GIVEN EXERCISE: Would you transcribe the whole listing exactly, minus its pictures?

■ ■ ■ ■

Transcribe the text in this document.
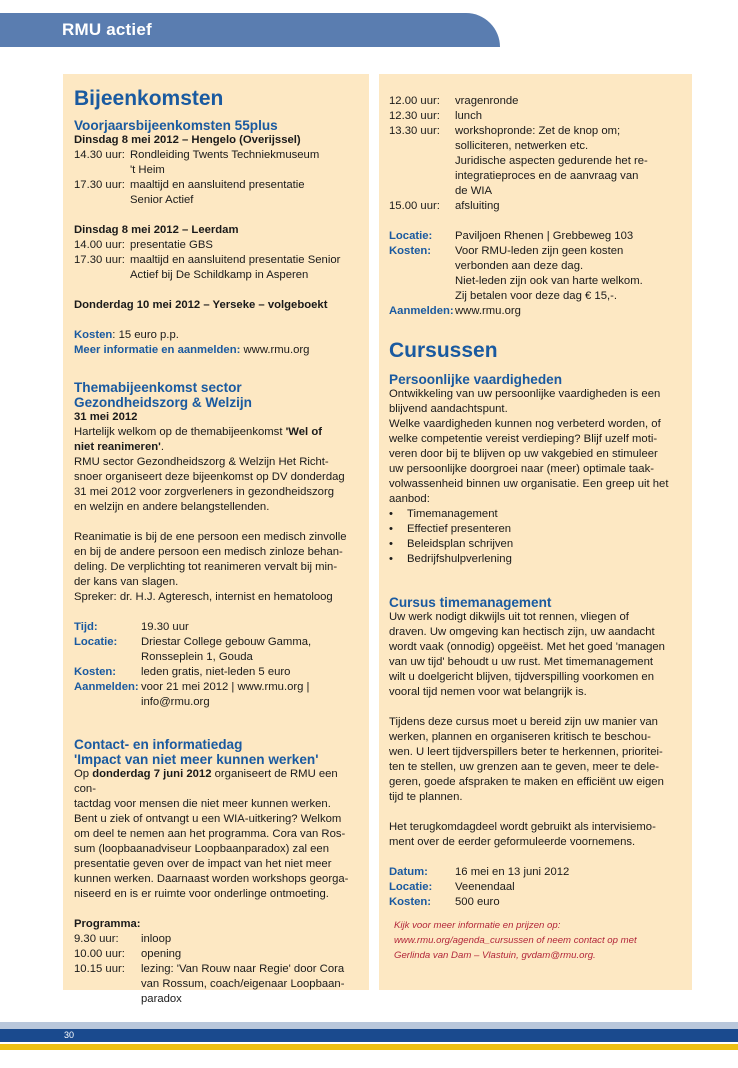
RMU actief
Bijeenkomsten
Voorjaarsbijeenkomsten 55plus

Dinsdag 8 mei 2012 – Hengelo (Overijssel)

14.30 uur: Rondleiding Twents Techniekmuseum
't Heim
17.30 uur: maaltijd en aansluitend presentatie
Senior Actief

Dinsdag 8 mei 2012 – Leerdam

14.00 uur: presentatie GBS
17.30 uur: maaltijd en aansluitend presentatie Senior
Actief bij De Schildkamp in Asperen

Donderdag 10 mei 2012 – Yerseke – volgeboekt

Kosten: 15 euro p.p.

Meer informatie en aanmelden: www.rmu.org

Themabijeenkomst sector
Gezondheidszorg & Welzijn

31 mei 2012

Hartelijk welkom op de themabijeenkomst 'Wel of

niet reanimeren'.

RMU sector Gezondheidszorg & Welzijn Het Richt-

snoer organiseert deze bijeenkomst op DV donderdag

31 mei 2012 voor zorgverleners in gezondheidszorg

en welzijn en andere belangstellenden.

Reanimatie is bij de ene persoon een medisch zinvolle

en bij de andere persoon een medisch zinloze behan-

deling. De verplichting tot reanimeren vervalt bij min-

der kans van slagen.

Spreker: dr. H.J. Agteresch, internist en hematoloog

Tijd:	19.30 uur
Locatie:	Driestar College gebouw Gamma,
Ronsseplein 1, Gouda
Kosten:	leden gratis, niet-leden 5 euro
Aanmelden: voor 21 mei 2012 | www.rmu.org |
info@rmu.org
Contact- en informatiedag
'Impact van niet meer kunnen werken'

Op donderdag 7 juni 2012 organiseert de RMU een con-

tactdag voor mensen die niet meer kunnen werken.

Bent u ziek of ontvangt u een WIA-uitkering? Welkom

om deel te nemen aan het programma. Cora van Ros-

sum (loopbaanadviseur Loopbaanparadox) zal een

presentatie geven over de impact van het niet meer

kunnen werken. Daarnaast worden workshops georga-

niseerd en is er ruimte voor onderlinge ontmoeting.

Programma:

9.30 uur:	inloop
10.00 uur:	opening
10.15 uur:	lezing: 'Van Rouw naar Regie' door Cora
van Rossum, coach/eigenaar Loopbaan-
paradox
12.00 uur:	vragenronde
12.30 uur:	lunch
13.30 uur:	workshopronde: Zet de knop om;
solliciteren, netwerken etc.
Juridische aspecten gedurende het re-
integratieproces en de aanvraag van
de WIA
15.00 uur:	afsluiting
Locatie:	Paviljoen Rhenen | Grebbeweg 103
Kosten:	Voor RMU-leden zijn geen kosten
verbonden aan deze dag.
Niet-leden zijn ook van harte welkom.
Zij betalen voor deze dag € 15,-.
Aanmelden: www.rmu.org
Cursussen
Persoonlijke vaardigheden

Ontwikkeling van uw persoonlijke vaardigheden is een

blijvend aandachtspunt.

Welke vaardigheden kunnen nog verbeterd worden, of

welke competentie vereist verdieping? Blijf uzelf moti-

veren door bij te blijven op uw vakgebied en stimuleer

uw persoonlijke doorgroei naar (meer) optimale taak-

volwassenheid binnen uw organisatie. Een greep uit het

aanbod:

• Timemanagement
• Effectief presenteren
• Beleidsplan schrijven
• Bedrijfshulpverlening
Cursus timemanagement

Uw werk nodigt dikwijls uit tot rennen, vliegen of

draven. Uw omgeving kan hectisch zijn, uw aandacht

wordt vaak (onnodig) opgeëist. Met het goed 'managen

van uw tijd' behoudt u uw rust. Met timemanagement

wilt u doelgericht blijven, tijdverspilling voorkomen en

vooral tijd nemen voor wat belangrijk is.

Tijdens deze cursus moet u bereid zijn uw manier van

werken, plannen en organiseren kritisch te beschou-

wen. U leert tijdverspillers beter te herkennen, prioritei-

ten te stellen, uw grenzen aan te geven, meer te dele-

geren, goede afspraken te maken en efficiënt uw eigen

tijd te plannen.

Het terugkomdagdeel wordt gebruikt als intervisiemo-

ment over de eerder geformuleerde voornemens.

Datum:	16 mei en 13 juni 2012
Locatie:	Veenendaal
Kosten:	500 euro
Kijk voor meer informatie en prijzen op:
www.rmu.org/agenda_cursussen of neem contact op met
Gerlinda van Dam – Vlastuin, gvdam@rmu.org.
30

■ ■ ■ ■

OUTPUT OF THE EXERCISE:
Transcribe the text in this document.
RMU actief
Bijeenkomsten
Voorjaarsbijeenkomsten 55plus

Dinsdag 8 mei 2012 – Hengelo (Overijssel)

14.30 uur: Rondleiding Twents Techniekmuseum
't Heim
17.30 uur: maaltijd en aansluitend presentatie
Senior Actief

Dinsdag 8 mei 2012 – Leerdam

14.00 uur: presentatie GBS
17.30 uur: maaltijd en aansluitend presentatie Senior
Actief bij De Schildkamp in Asperen

Donderdag 10 mei 2012 – Yerseke – volgeboekt

Kosten: 15 euro p.p.

Meer informatie en aanmelden: www.rmu.org

Themabijeenkomst sector
Gezondheidszorg & Welzijn

31 mei 2012

Hartelijk welkom op de themabijeenkomst 'Wel of

niet reanimeren'.

RMU sector Gezondheidszorg & Welzijn Het Richt-

snoer organiseert deze bijeenkomst op DV donderdag

31 mei 2012 voor zorgverleners in gezondheidszorg

en welzijn en andere belangstellenden.

Reanimatie is bij de ene persoon een medisch zinvolle

en bij de andere persoon een medisch zinloze behan-

deling. De verplichting tot reanimeren vervalt bij min-

der kans van slagen.

Spreker: dr. H.J. Agteresch, internist en hematoloog

Tijd:	19.30 uur
Locatie:	Driestar College gebouw Gamma,
Ronsseplein 1, Gouda
Kosten:	leden gratis, niet-leden 5 euro
Aanmelden: voor 21 mei 2012 | www.rmu.org |
info@rmu.org
Contact- en informatiedag
'Impact van niet meer kunnen werken'

Op donderdag 7 juni 2012 organiseert de RMU een con-

tactdag voor mensen die niet meer kunnen werken.

Bent u ziek of ontvangt u een WIA-uitkering? Welkom

om deel te nemen aan het programma. Cora van Ros-

sum (loopbaanadviseur Loopbaanparadox) zal een

presentatie geven over de impact van het niet meer

kunnen werken. Daarnaast worden workshops georga-

niseerd en is er ruimte voor onderlinge ontmoeting.

Programma:

9.30 uur:	inloop
10.00 uur:	opening
10.15 uur:	lezing: 'Van Rouw naar Regie' door Cora
van Rossum, coach/eigenaar Loopbaan-
paradox
12.00 uur:	vragenronde
12.30 uur:	lunch
13.30 uur:	workshopronde: Zet de knop om;
solliciteren, netwerken etc.
Juridische aspecten gedurende het re-
integratieproces en de aanvraag van
de WIA
15.00 uur:	afsluiting
Locatie:	Paviljoen Rhenen | Grebbeweg 103
Kosten:	Voor RMU-leden zijn geen kosten
verbonden aan deze dag.
Niet-leden zijn ook van harte welkom.
Zij betalen voor deze dag € 15,-.
Aanmelden: www.rmu.org
Cursussen
Persoonlijke vaardigheden

Ontwikkeling van uw persoonlijke vaardigheden is een

blijvend aandachtspunt.

Welke vaardigheden kunnen nog verbeterd worden, of

welke competentie vereist verdieping? Blijf uzelf moti-

veren door bij te blijven op uw vakgebied en stimuleer

uw persoonlijke doorgroei naar (meer) optimale taak-

volwassenheid binnen uw organisatie. Een greep uit het

aanbod:

• Timemanagement
• Effectief presenteren
• Beleidsplan schrijven
• Bedrijfshulpverlening
Cursus timemanagement

Uw werk nodigt dikwijls uit tot rennen, vliegen of

draven. Uw omgeving kan hectisch zijn, uw aandacht

wordt vaak (onnodig) opgeëist. Met het goed 'managen

van uw tijd' behoudt u uw rust. Met timemanagement

wilt u doelgericht blijven, tijdverspilling voorkomen en

vooral tijd nemen voor wat belangrijk is.

Tijdens deze cursus moet u bereid zijn uw manier van

werken, plannen en organiseren kritisch te beschou-

wen. U leert tijdverspillers beter te herkennen, prioritei-

ten te stellen, uw grenzen aan te geven, meer te dele-

geren, goede afspraken te maken en efficiënt uw eigen

tijd te plannen.

Het terugkomdagdeel wordt gebruikt als intervisiemo-

ment over de eerder geformuleerde voornemens.

Datum:	16 mei en 13 juni 2012
Locatie:	Veenendaal
Kosten:	500 euro
Kijk voor meer informatie en prijzen op:
www.rmu.org/agenda_cursussen of neem contact op met
Gerlinda van Dam – Vlastuin, gvdam@rmu.org.
30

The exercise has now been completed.